--- start ---

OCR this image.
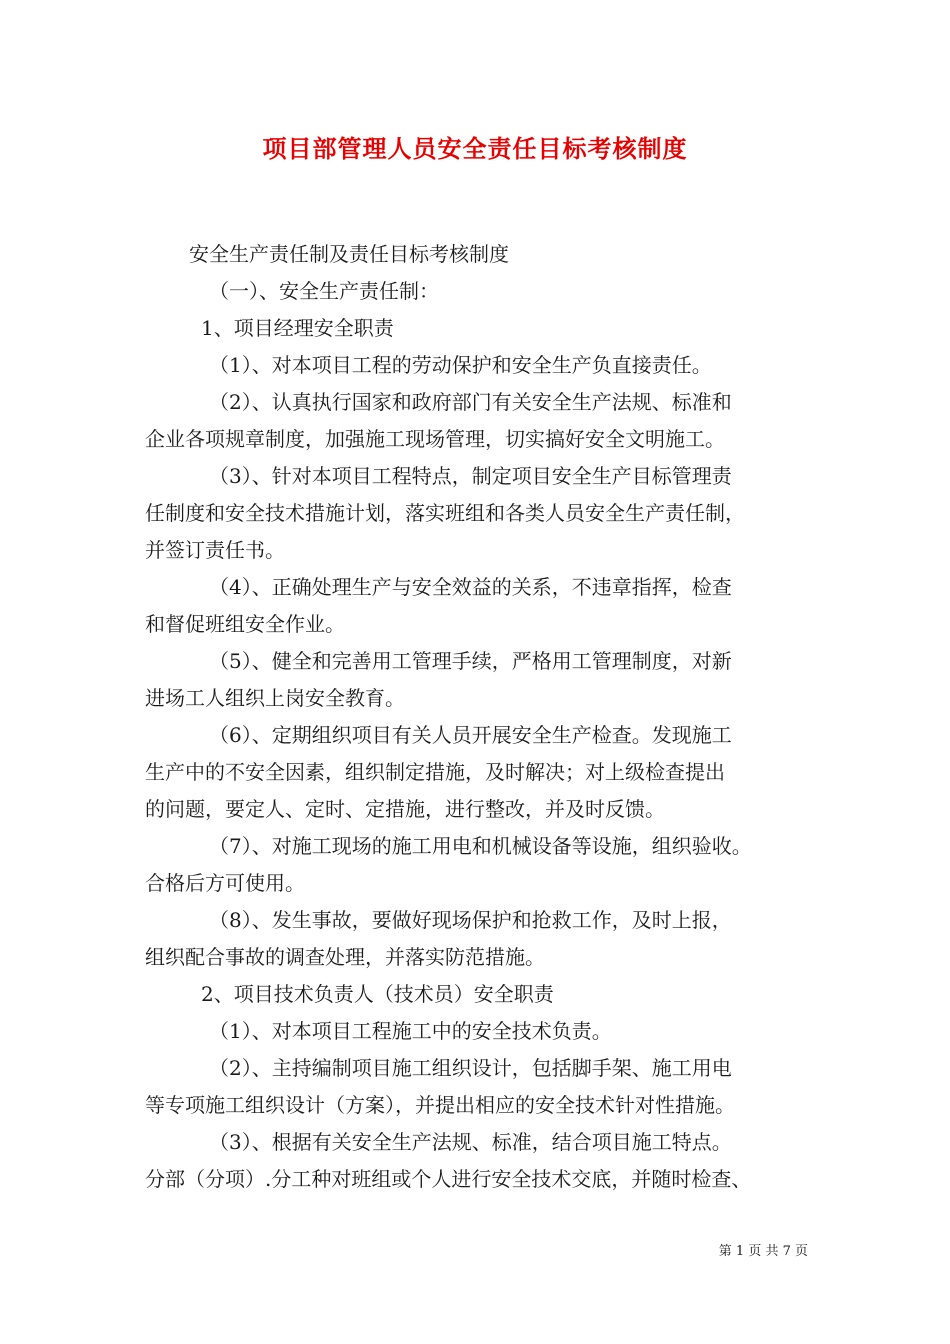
项目部管理人员安全责任目标考核制度
安全生产责任制及责任目标考核制度
（一）、安全生产责任制：
1、项目经理安全职责
（1）、对本项目工程的劳动保护和安全生产负直接责任。
（2）、认真执行国家和政府部门有关安全生产法规、标准和
企业各项规章制度，加强施工现场管理，切实搞好安全文明施工。
（3）、针对本项目工程特点，制定项目安全生产目标管理责
任制度和安全技术措施计划，落实班组和各类人员安全生产责任制，
并签订责任书。
（4）、正确处理生产与安全效益的关系，不违章指挥，检查
和督促班组安全作业。
（5）、健全和完善用工管理手续，严格用工管理制度，对新
进场工人组织上岗安全教育。
（6）、定期组织项目有关人员开展安全生产检查。发现施工
生产中的不安全因素，组织制定措施，及时解决；对上级检查提出
的问题，要定人、定时、定措施，进行整改，并及时反馈。
（7）、对施工现场的施工用电和机械设备等设施，组织验收。
合格后方可使用。
（8）、发生事故，要做好现场保护和抢救工作，及时上报，
组织配合事故的调查处理，并落实防范措施。
2、项目技术负责人（技术员）安全职责
（1）、对本项目工程施工中的安全技术负责。
（2）、主持编制项目施工组织设计，包括脚手架、施工用电
等专项施工组织设计（方案），并提出相应的安全技术针对性措施。
（3）、根据有关安全生产法规、标准，结合项目施工特点。
分部（分项）.分工种对班组或个人进行安全技术交底，并随时检查、
第 1 页 共 7 页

--- end ---

PROBLEM DETAILS: Leave the pictures out, and print every line of the listing exactly as written.

ANSWER TO THE EXERCISE:
OCR this image.
项目部管理人员安全责任目标考核制度
安全生产责任制及责任目标考核制度
（一）、安全生产责任制：
1、项目经理安全职责
（1）、对本项目工程的劳动保护和安全生产负直接责任。
（2）、认真执行国家和政府部门有关安全生产法规、标准和
企业各项规章制度，加强施工现场管理，切实搞好安全文明施工。
（3）、针对本项目工程特点，制定项目安全生产目标管理责
任制度和安全技术措施计划，落实班组和各类人员安全生产责任制，
并签订责任书。
（4）、正确处理生产与安全效益的关系，不违章指挥，检查
和督促班组安全作业。
（5）、健全和完善用工管理手续，严格用工管理制度，对新
进场工人组织上岗安全教育。
（6）、定期组织项目有关人员开展安全生产检查。发现施工
生产中的不安全因素，组织制定措施，及时解决；对上级检查提出
的问题，要定人、定时、定措施，进行整改，并及时反馈。
（7）、对施工现场的施工用电和机械设备等设施，组织验收。
合格后方可使用。
（8）、发生事故，要做好现场保护和抢救工作，及时上报，
组织配合事故的调查处理，并落实防范措施。
2、项目技术负责人（技术员）安全职责
（1）、对本项目工程施工中的安全技术负责。
（2）、主持编制项目施工组织设计，包括脚手架、施工用电
等专项施工组织设计（方案），并提出相应的安全技术针对性措施。
（3）、根据有关安全生产法规、标准，结合项目施工特点。
分部（分项）.分工种对班组或个人进行安全技术交底，并随时检查、
第 1 页 共 7 页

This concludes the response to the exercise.